Data records
==========

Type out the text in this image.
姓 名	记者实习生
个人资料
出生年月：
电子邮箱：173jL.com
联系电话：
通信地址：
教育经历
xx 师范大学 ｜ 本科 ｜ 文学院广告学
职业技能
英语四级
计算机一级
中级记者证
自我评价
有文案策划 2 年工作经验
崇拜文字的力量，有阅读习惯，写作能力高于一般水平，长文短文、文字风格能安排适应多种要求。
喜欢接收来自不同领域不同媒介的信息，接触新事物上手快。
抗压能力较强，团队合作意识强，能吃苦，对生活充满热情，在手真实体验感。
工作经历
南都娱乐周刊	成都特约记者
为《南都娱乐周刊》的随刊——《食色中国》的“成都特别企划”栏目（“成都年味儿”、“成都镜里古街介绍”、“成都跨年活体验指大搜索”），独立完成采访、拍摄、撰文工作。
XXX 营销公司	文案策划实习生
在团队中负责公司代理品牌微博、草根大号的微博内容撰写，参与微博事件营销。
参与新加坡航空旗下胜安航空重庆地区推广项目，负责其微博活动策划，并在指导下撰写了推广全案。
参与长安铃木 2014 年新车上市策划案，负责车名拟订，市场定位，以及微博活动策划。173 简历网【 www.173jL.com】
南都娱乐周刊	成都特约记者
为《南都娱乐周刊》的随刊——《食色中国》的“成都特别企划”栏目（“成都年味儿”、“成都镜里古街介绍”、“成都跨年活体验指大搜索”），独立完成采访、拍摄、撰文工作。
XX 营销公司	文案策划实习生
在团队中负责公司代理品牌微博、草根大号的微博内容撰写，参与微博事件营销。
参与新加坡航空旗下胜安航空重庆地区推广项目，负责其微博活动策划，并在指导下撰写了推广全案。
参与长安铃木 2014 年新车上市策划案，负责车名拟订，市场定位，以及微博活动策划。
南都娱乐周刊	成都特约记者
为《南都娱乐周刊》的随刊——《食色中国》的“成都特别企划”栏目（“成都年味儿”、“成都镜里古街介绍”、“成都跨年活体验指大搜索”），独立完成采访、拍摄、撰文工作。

==========

(Given exercise) Reproduce each entry above exactly, keeping every word.

(Task solution)
Type out the text in this image.
姓 名	记者实习生
个人资料
出生年月：
电子邮箱：173jL.com
联系电话：
通信地址：
教育经历
xx 师范大学 ｜ 本科 ｜ 文学院广告学
职业技能
英语四级
计算机一级
中级记者证
自我评价
有文案策划 2 年工作经验
崇拜文字的力量，有阅读习惯，写作能力高于一般水平，长文短文、文字风格能安排适应多种要求。
喜欢接收来自不同领域不同媒介的信息，接触新事物上手快。
抗压能力较强，团队合作意识强，能吃苦，对生活充满热情，在手真实体验感。
工作经历
南都娱乐周刊	成都特约记者
为《南都娱乐周刊》的随刊——《食色中国》的“成都特别企划”栏目（“成都年味儿”、“成都镜里古街介绍”、“成都跨年活体验指大搜索”），独立完成采访、拍摄、撰文工作。
XXX 营销公司	文案策划实习生
在团队中负责公司代理品牌微博、草根大号的微博内容撰写，参与微博事件营销。
参与新加坡航空旗下胜安航空重庆地区推广项目，负责其微博活动策划，并在指导下撰写了推广全案。
参与长安铃木 2014 年新车上市策划案，负责车名拟订，市场定位，以及微博活动策划。173 简历网【 www.173jL.com】
南都娱乐周刊	成都特约记者
为《南都娱乐周刊》的随刊——《食色中国》的“成都特别企划”栏目（“成都年味儿”、“成都镜里古街介绍”、“成都跨年活体验指大搜索”），独立完成采访、拍摄、撰文工作。
XX 营销公司	文案策划实习生
在团队中负责公司代理品牌微博、草根大号的微博内容撰写，参与微博事件营销。
参与新加坡航空旗下胜安航空重庆地区推广项目，负责其微博活动策划，并在指导下撰写了推广全案。
参与长安铃木 2014 年新车上市策划案，负责车名拟订，市场定位，以及微博活动策划。
南都娱乐周刊	成都特约记者
为《南都娱乐周刊》的随刊——《食色中国》的“成都特别企划”栏目（“成都年味儿”、“成都镜里古街介绍”、“成都跨年活体验指大搜索”），独立完成采访、拍摄、撰文工作。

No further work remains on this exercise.